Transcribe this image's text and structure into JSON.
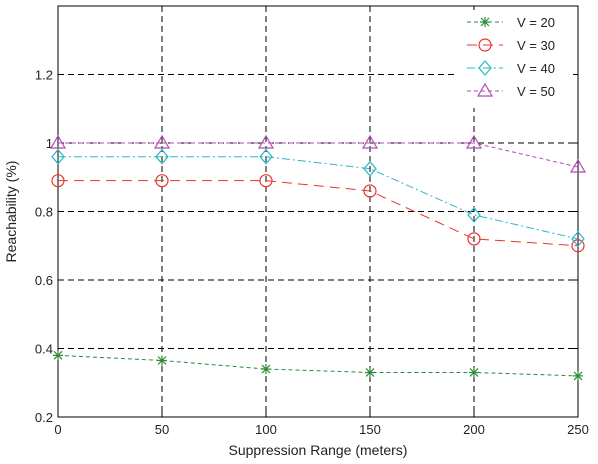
{
  "chart_data": {
    "type": "line",
    "xlabel": "Suppression Range (meters)",
    "ylabel": "Reachability (%)",
    "x": [
      0,
      50,
      100,
      150,
      200,
      250
    ],
    "xlim": [
      0,
      250
    ],
    "ylim": [
      0.2,
      1.4
    ],
    "xticks": [
      "0",
      "50",
      "100",
      "150",
      "200",
      "250"
    ],
    "yticks": [
      "0.2",
      "0.4",
      "0.6",
      "0.8",
      "1",
      "1.2"
    ],
    "grid": true,
    "legend_position": "top-right",
    "series": [
      {
        "name": "V = 20",
        "values": [
          0.38,
          0.365,
          0.34,
          0.33,
          0.33,
          0.32
        ],
        "color": "#2e8b3a",
        "marker": "asterisk",
        "dash": "dashed"
      },
      {
        "name": "V = 30",
        "values": [
          0.89,
          0.89,
          0.89,
          0.86,
          0.72,
          0.7
        ],
        "color": "#e8352a",
        "marker": "circle",
        "dash": "longdash"
      },
      {
        "name": "V = 40",
        "values": [
          0.96,
          0.96,
          0.96,
          0.925,
          0.79,
          0.72
        ],
        "color": "#2ab8c8",
        "marker": "diamond",
        "dash": "dashdot"
      },
      {
        "name": "V = 50",
        "values": [
          1.0,
          1.0,
          1.0,
          1.0,
          1.0,
          0.93
        ],
        "color": "#b24bb5",
        "marker": "triangle",
        "dash": "dashed"
      }
    ]
  }
}
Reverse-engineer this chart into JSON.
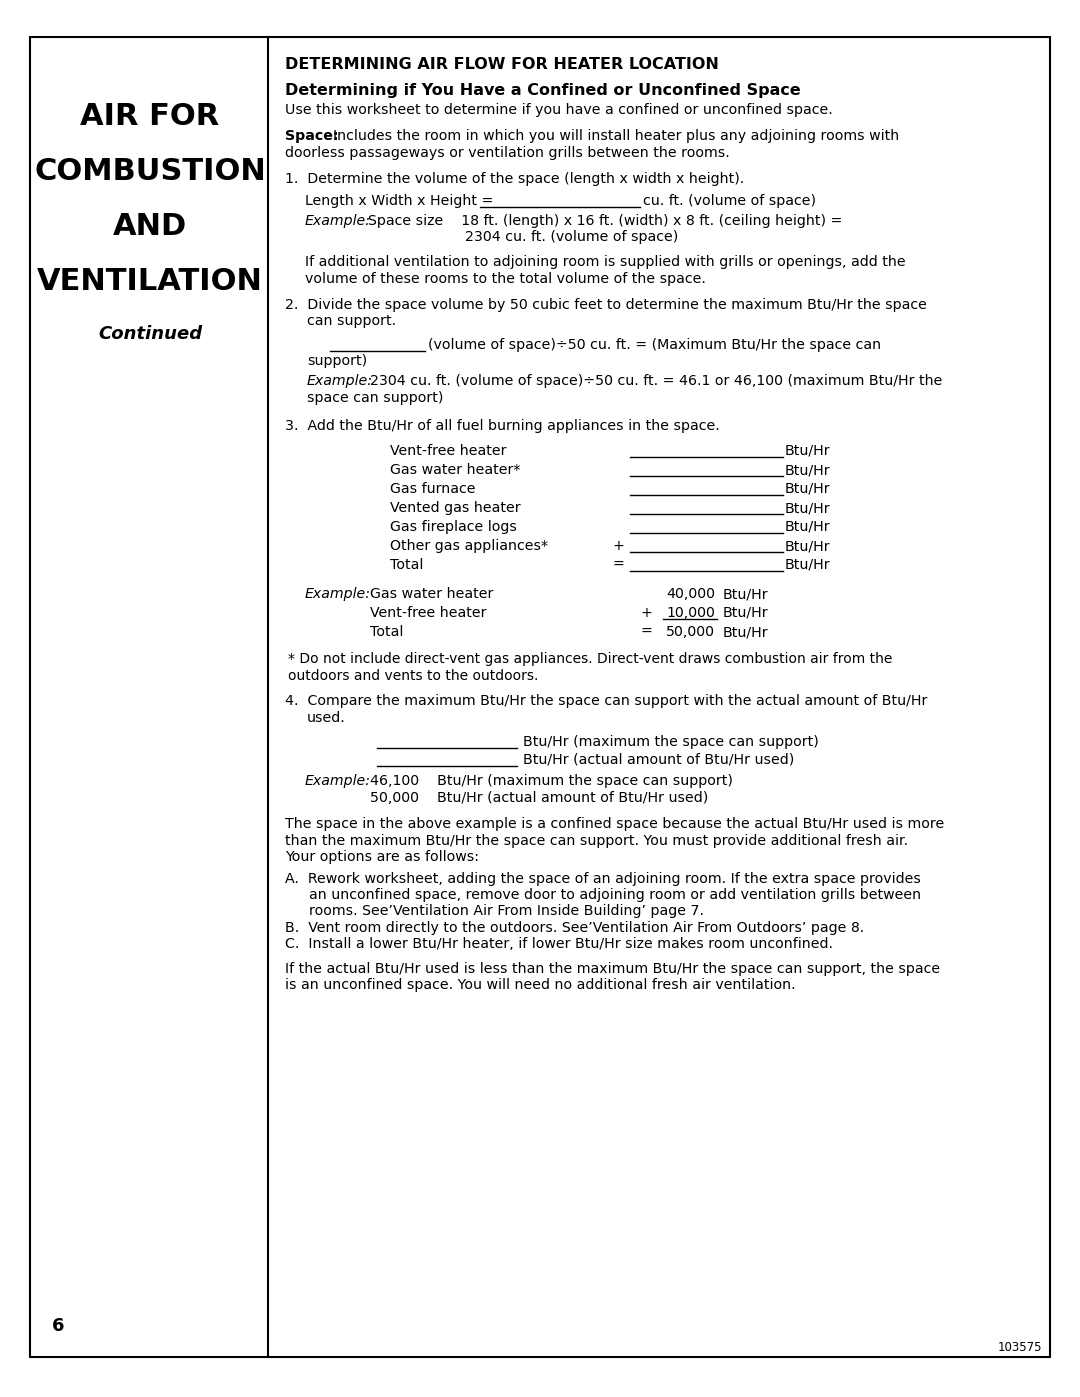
{
  "page_bg": "#ffffff",
  "left_title_lines": [
    "AIR FOR",
    "COMBUSTION",
    "AND",
    "VENTILATION"
  ],
  "left_subtitle": "Continued",
  "main_title": "DETERMINING AIR FLOW FOR HEATER LOCATION",
  "section_title": "Determining if You Have a Confined or Unconfined Space",
  "section_note": "Use this worksheet to determine if you have a confined or unconfined space.",
  "page_number": "6",
  "doc_number": "103575"
}
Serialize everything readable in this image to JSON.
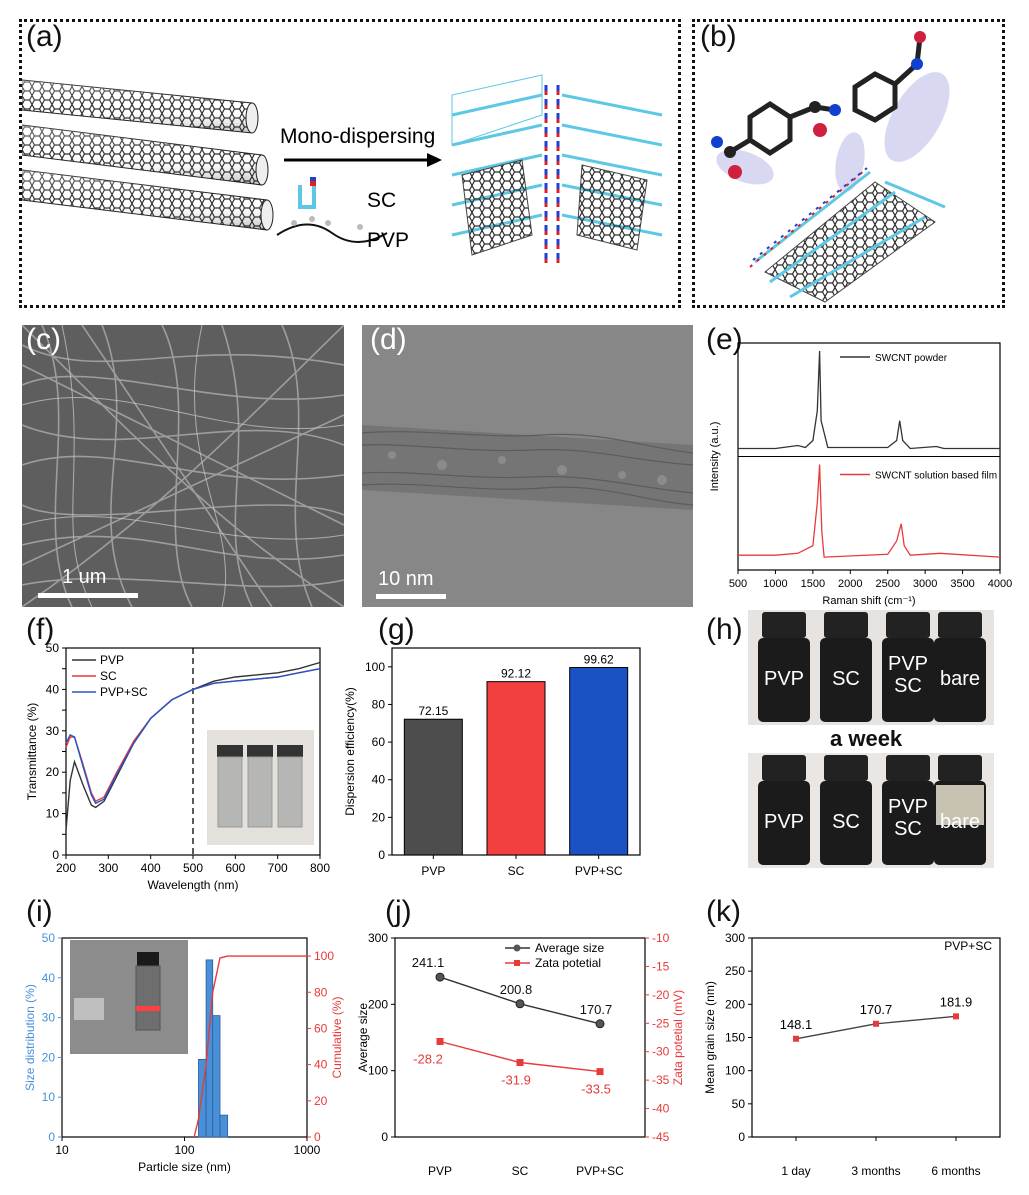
{
  "panels": {
    "a": "(a)",
    "b": "(b)",
    "c": "(c)",
    "d": "(d)",
    "e": "(e)",
    "f": "(f)",
    "g": "(g)",
    "h": "(h)",
    "i": "(i)",
    "j": "(j)",
    "k": "(k)"
  },
  "schematic_a": {
    "arrow_label": "Mono-dispersing",
    "sc_label": "SC",
    "pvp_label": "PVP"
  },
  "sem_c": {
    "scale_label": "1 um"
  },
  "tem_d": {
    "scale_label": "10 nm"
  },
  "vials_h": {
    "labels_top": [
      "PVP",
      "SC",
      "PVP SC",
      "bare"
    ],
    "caption": "a week",
    "labels_bottom": [
      "PVP",
      "SC",
      "PVP SC",
      "bare"
    ]
  },
  "colors": {
    "black_series": "#333333",
    "red_series": "#e83a3a",
    "blue_series": "#2255cc",
    "gray_bar": "#4d4d4d",
    "red_bar": "#f24040",
    "blue_bar": "#1a52c4",
    "hist_blue": "#4a90d9"
  },
  "chart_data": [
    {
      "id": "e",
      "type": "line",
      "xlabel": "Raman shift (cm⁻¹)",
      "ylabel": "Intensity (a.u.)",
      "xlim": [
        500,
        4000
      ],
      "xticks": [
        "500",
        "1000",
        "1500",
        "2000",
        "2500",
        "3000",
        "3500",
        "4000"
      ],
      "series": [
        {
          "name": "SWCNT powder",
          "color": "#333333",
          "points": [
            [
              500,
              0.02
            ],
            [
              1000,
              0.02
            ],
            [
              1300,
              0.05
            ],
            [
              1400,
              0.03
            ],
            [
              1500,
              0.1
            ],
            [
              1560,
              0.4
            ],
            [
              1590,
              1.0
            ],
            [
              1610,
              0.3
            ],
            [
              1700,
              0.03
            ],
            [
              2500,
              0.03
            ],
            [
              2620,
              0.1
            ],
            [
              2660,
              0.3
            ],
            [
              2700,
              0.1
            ],
            [
              2800,
              0.02
            ],
            [
              3150,
              0.04
            ],
            [
              3250,
              0.02
            ],
            [
              4000,
              0.02
            ]
          ]
        },
        {
          "name": "SWCNT solution based film",
          "color": "#e83a3a",
          "points": [
            [
              500,
              0.05
            ],
            [
              1000,
              0.05
            ],
            [
              1300,
              0.07
            ],
            [
              1500,
              0.15
            ],
            [
              1560,
              0.6
            ],
            [
              1590,
              1.0
            ],
            [
              1620,
              0.3
            ],
            [
              1650,
              0.03
            ],
            [
              2500,
              0.06
            ],
            [
              2620,
              0.2
            ],
            [
              2680,
              0.38
            ],
            [
              2720,
              0.15
            ],
            [
              2800,
              0.05
            ],
            [
              3200,
              0.07
            ],
            [
              4000,
              0.03
            ]
          ]
        }
      ]
    },
    {
      "id": "f",
      "type": "line",
      "xlabel": "Wavelength (nm)",
      "ylabel": "Transmittance (%)",
      "xlim": [
        200,
        800
      ],
      "ylim": [
        0,
        50
      ],
      "xticks": [
        "200",
        "300",
        "400",
        "500",
        "600",
        "700",
        "800"
      ],
      "yticks": [
        "0",
        "5",
        "10",
        "15",
        "20",
        "25",
        "30",
        "35",
        "40",
        "45",
        "50"
      ],
      "series": [
        {
          "name": "PVP",
          "color": "#333333",
          "points": [
            [
              200,
              6
            ],
            [
              210,
              18
            ],
            [
              220,
              22.5
            ],
            [
              240,
              17
            ],
            [
              260,
              12
            ],
            [
              270,
              11.5
            ],
            [
              290,
              13
            ],
            [
              320,
              19
            ],
            [
              360,
              27
            ],
            [
              400,
              33
            ],
            [
              450,
              37.5
            ],
            [
              500,
              40
            ],
            [
              550,
              42
            ],
            [
              600,
              43
            ],
            [
              650,
              43.5
            ],
            [
              700,
              44
            ],
            [
              750,
              45
            ],
            [
              800,
              46.5
            ]
          ]
        },
        {
          "name": "SC",
          "color": "#e83a3a",
          "points": [
            [
              200,
              26
            ],
            [
              210,
              28.5
            ],
            [
              220,
              28.5
            ],
            [
              240,
              22
            ],
            [
              260,
              15
            ],
            [
              270,
              13
            ],
            [
              290,
              14
            ],
            [
              320,
              20
            ],
            [
              360,
              27.5
            ],
            [
              400,
              33
            ],
            [
              450,
              37.5
            ],
            [
              500,
              40
            ],
            [
              550,
              41.5
            ],
            [
              600,
              42
            ],
            [
              650,
              42.5
            ],
            [
              700,
              43
            ],
            [
              750,
              44
            ],
            [
              800,
              45
            ]
          ]
        },
        {
          "name": "PVP+SC",
          "color": "#2255cc",
          "points": [
            [
              200,
              27
            ],
            [
              210,
              29
            ],
            [
              220,
              28.5
            ],
            [
              240,
              21.5
            ],
            [
              260,
              14.5
            ],
            [
              270,
              12.5
            ],
            [
              290,
              13.5
            ],
            [
              320,
              19.5
            ],
            [
              360,
              27
            ],
            [
              400,
              33
            ],
            [
              450,
              37.5
            ],
            [
              500,
              40
            ],
            [
              550,
              41.5
            ],
            [
              600,
              42
            ],
            [
              650,
              42.5
            ],
            [
              700,
              43
            ],
            [
              750,
              44
            ],
            [
              800,
              45
            ]
          ]
        }
      ],
      "annotation": {
        "vertical_dashed_x": 500
      }
    },
    {
      "id": "g",
      "type": "bar",
      "ylabel": "Dispersion efficiency(%)",
      "ylim": [
        0,
        100
      ],
      "yticks": [
        "0",
        "20",
        "40",
        "60",
        "80",
        "100"
      ],
      "categories": [
        "PVP",
        "SC",
        "PVP+SC"
      ],
      "values": [
        72.15,
        92.12,
        99.62
      ],
      "value_labels": [
        "72.15",
        "92.12",
        "99.62"
      ]
    },
    {
      "id": "i",
      "type": "bar",
      "xlabel": "Particle size (nm)",
      "ylabel": "Size distribution (%)",
      "y2label": "Cumulative (%)",
      "xscale": "log",
      "xlim": [
        10,
        1000
      ],
      "ylim": [
        0,
        50
      ],
      "y2lim": [
        0,
        100
      ],
      "xticks": [
        "10",
        "100",
        "1000"
      ],
      "yticks": [
        "0",
        "10",
        "20",
        "30",
        "40",
        "50"
      ],
      "y2ticks": [
        "0",
        "20",
        "40",
        "60",
        "80",
        "100"
      ],
      "histogram": [
        [
          130,
          150,
          19.5
        ],
        [
          150,
          170,
          44.5
        ],
        [
          170,
          195,
          30.5
        ],
        [
          195,
          225,
          5.5
        ]
      ],
      "cumulative": [
        [
          120,
          0
        ],
        [
          130,
          10
        ],
        [
          150,
          40
        ],
        [
          170,
          80
        ],
        [
          195,
          99
        ],
        [
          225,
          100
        ],
        [
          1000,
          100
        ]
      ]
    },
    {
      "id": "j",
      "type": "line",
      "categories": [
        "PVP",
        "SC",
        "PVP+SC"
      ],
      "ylabel": "Average size",
      "y2label": "Zata potetial (mV)",
      "ylim": [
        0,
        300
      ],
      "y2lim": [
        -45,
        -10
      ],
      "yticks": [
        "0",
        "100",
        "200",
        "300"
      ],
      "y2ticks": [
        "-45",
        "-40",
        "-35",
        "-30",
        "-25",
        "-20",
        "-15",
        "-10"
      ],
      "series": [
        {
          "name": "Average size",
          "axis": "left",
          "color": "#333333",
          "values": [
            241.1,
            200.8,
            170.7
          ],
          "labels": [
            "241.1",
            "200.8",
            "170.7"
          ]
        },
        {
          "name": "Zata potetial",
          "axis": "right",
          "color": "#e83a3a",
          "values": [
            -28.2,
            -31.9,
            -33.5
          ],
          "labels": [
            "-28.2",
            "-31.9",
            "-33.5"
          ]
        }
      ]
    },
    {
      "id": "k",
      "type": "line",
      "categories": [
        "1 day",
        "3 months",
        "6 months"
      ],
      "ylabel": "Mean grain size (nm)",
      "ylim": [
        0,
        300
      ],
      "yticks": [
        "0",
        "50",
        "100",
        "150",
        "200",
        "250",
        "300"
      ],
      "annotation_text": "PVP+SC",
      "series": [
        {
          "name": "PVP+SC",
          "color": "#e83a3a",
          "values": [
            148.1,
            170.7,
            181.9
          ],
          "labels": [
            "148.1",
            "170.7",
            "181.9"
          ]
        }
      ]
    }
  ]
}
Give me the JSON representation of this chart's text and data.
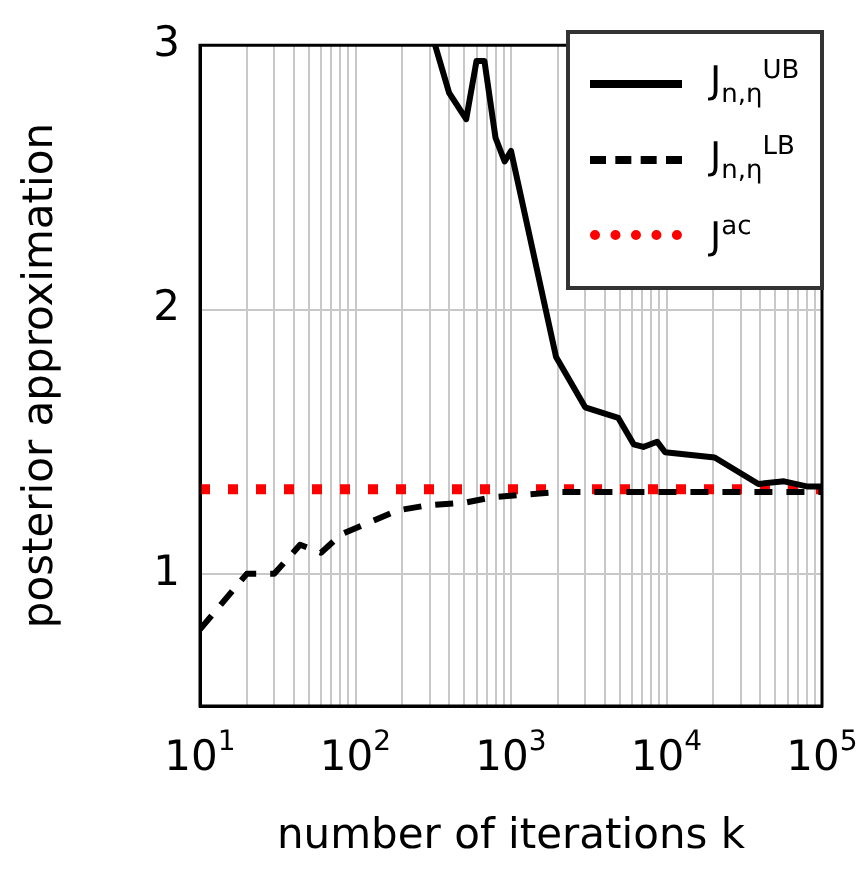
--------------------
_Stated task_
Copy all the lines above that hold the string "Zata".

_Solution for this exercise_
      "y2label": "Zata potetial (mV)",
          "name": "Zata potetial",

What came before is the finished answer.